# [Problem details]
Every record below should be transcribed exactly. Omit the images.

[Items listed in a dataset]

┄┄┄┄┄┄

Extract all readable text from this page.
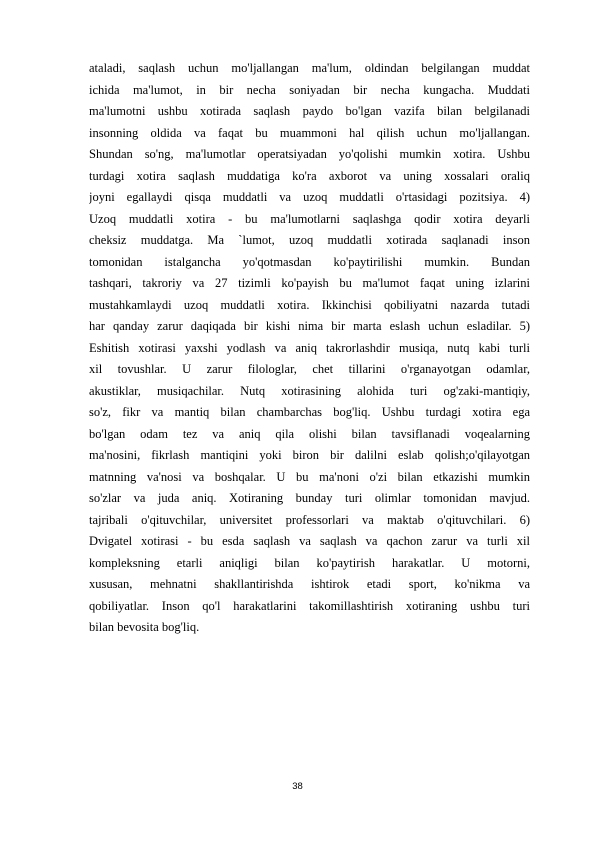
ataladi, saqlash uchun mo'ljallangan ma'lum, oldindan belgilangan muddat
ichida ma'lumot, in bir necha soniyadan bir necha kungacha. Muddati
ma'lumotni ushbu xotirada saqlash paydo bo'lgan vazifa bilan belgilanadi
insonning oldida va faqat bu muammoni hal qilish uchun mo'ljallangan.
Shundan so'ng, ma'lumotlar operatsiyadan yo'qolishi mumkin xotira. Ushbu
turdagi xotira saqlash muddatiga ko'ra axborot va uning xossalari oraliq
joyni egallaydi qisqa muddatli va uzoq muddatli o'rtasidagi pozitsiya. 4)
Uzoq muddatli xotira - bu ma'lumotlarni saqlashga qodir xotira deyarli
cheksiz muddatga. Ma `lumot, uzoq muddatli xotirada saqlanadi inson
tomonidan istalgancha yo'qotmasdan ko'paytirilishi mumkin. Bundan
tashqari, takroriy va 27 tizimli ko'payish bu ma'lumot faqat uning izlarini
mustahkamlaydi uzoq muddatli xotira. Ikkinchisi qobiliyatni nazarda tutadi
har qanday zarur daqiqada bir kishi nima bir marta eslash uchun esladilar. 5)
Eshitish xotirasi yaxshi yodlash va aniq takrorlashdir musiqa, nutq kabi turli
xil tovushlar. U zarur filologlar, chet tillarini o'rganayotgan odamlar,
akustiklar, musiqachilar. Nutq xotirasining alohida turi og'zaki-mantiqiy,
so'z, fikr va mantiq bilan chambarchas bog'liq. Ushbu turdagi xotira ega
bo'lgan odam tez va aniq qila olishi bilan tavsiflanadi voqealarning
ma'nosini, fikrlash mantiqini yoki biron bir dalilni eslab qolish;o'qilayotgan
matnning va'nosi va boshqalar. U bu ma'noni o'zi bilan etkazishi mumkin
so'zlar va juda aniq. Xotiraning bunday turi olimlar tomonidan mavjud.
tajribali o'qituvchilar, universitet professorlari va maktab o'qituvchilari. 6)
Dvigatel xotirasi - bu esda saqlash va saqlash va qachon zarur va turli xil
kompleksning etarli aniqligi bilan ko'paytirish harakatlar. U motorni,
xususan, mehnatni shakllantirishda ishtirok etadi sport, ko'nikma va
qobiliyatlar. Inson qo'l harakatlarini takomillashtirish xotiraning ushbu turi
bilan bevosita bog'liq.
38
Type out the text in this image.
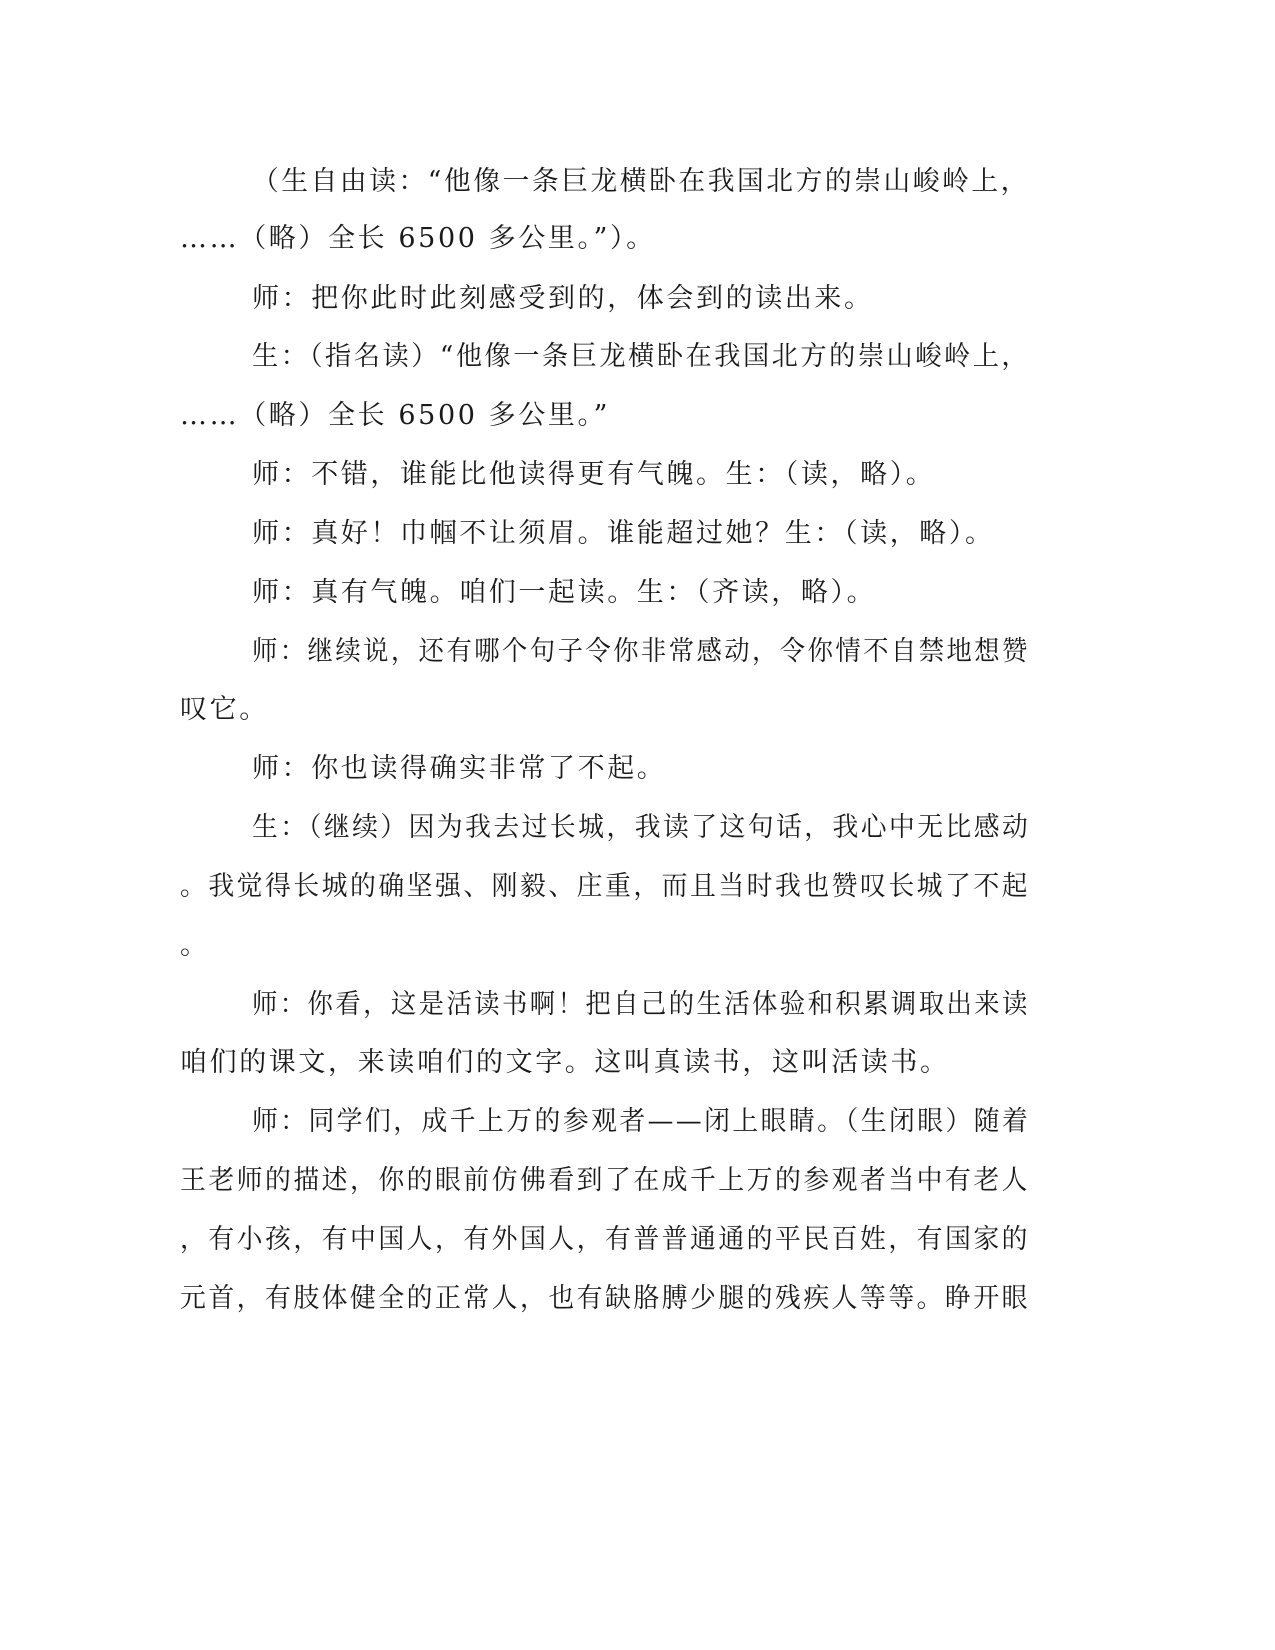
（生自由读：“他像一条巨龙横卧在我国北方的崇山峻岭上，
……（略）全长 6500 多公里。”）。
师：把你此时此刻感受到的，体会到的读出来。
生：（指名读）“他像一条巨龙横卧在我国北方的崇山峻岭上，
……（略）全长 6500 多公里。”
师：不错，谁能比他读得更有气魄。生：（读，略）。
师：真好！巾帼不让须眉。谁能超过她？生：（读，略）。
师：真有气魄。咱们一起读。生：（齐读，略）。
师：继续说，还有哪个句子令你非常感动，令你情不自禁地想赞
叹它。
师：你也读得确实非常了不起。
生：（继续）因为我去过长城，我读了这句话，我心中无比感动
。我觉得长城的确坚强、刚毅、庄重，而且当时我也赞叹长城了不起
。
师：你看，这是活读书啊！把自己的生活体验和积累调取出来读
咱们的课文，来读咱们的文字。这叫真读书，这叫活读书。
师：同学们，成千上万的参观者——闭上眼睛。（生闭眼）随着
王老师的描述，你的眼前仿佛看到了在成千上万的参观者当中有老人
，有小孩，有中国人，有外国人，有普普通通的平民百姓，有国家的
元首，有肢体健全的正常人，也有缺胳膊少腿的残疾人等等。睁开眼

┄┄┄┄┄┄

# [Response below]
Extract all readable text from this page.
ataladi, saqlash uchun mo'ljallangan ma'lum, oldindan belgilangan muddat
ichida ma'lumot, in bir necha soniyadan bir necha kungacha. Muddati
ma'lumotni ushbu xotirada saqlash paydo bo'lgan vazifa bilan belgilanadi
insonning oldida va faqat bu muammoni hal qilish uchun mo'ljallangan.
Shundan so'ng, ma'lumotlar operatsiyadan yo'qolishi mumkin xotira. Ushbu
turdagi xotira saqlash muddatiga ko'ra axborot va uning xossalari oraliq
joyni egallaydi qisqa muddatli va uzoq muddatli o'rtasidagi pozitsiya. 4)
Uzoq muddatli xotira - bu ma'lumotlarni saqlashga qodir xotira deyarli
cheksiz muddatga. Ma `lumot, uzoq muddatli xotirada saqlanadi inson
tomonidan istalgancha yo'qotmasdan ko'paytirilishi mumkin. Bundan
tashqari, takroriy va 27 tizimli ko'payish bu ma'lumot faqat uning izlarini
mustahkamlaydi uzoq muddatli xotira. Ikkinchisi qobiliyatni nazarda tutadi
har qanday zarur daqiqada bir kishi nima bir marta eslash uchun esladilar. 5)
Eshitish xotirasi yaxshi yodlash va aniq takrorlashdir musiqa, nutq kabi turli
xil tovushlar. U zarur filologlar, chet tillarini o'rganayotgan odamlar,
akustiklar, musiqachilar. Nutq xotirasining alohida turi og'zaki-mantiqiy,
so'z, fikr va mantiq bilan chambarchas bog'liq. Ushbu turdagi xotira ega
bo'lgan odam tez va aniq qila olishi bilan tavsiflanadi voqealarning
ma'nosini, fikrlash mantiqini yoki biron bir dalilni eslab qolish;o'qilayotgan
matnning va'nosi va boshqalar. U bu ma'noni o'zi bilan etkazishi mumkin
so'zlar va juda aniq. Xotiraning bunday turi olimlar tomonidan mavjud.
tajribali o'qituvchilar, universitet professorlari va maktab o'qituvchilari. 6)
Dvigatel xotirasi - bu esda saqlash va saqlash va qachon zarur va turli xil
kompleksning etarli aniqligi bilan ko'paytirish harakatlar. U motorni,
xususan, mehnatni shakllantirishda ishtirok etadi sport, ko'nikma va
qobiliyatlar. Inson qo'l harakatlarini takomillashtirish xotiraning ushbu turi
bilan bevosita bog'liq.
38
Type out the text in this image.
（生自由读：“他像一条巨龙横卧在我国北方的崇山峻岭上，
……（略）全长 6500 多公里。”）。
师：把你此时此刻感受到的，体会到的读出来。
生：（指名读）“他像一条巨龙横卧在我国北方的崇山峻岭上，
……（略）全长 6500 多公里。”
师：不错，谁能比他读得更有气魄。生：（读，略）。
师：真好！巾帼不让须眉。谁能超过她？生：（读，略）。
师：真有气魄。咱们一起读。生：（齐读，略）。
师：继续说，还有哪个句子令你非常感动，令你情不自禁地想赞
叹它。
师：你也读得确实非常了不起。
生：（继续）因为我去过长城，我读了这句话，我心中无比感动
。我觉得长城的确坚强、刚毅、庄重，而且当时我也赞叹长城了不起
。
师：你看，这是活读书啊！把自己的生活体验和积累调取出来读
咱们的课文，来读咱们的文字。这叫真读书，这叫活读书。
师：同学们，成千上万的参观者——闭上眼睛。（生闭眼）随着
王老师的描述，你的眼前仿佛看到了在成千上万的参观者当中有老人
，有小孩，有中国人，有外国人，有普普通通的平民百姓，有国家的
元首，有肢体健全的正常人，也有缺胳膊少腿的残疾人等等。睁开眼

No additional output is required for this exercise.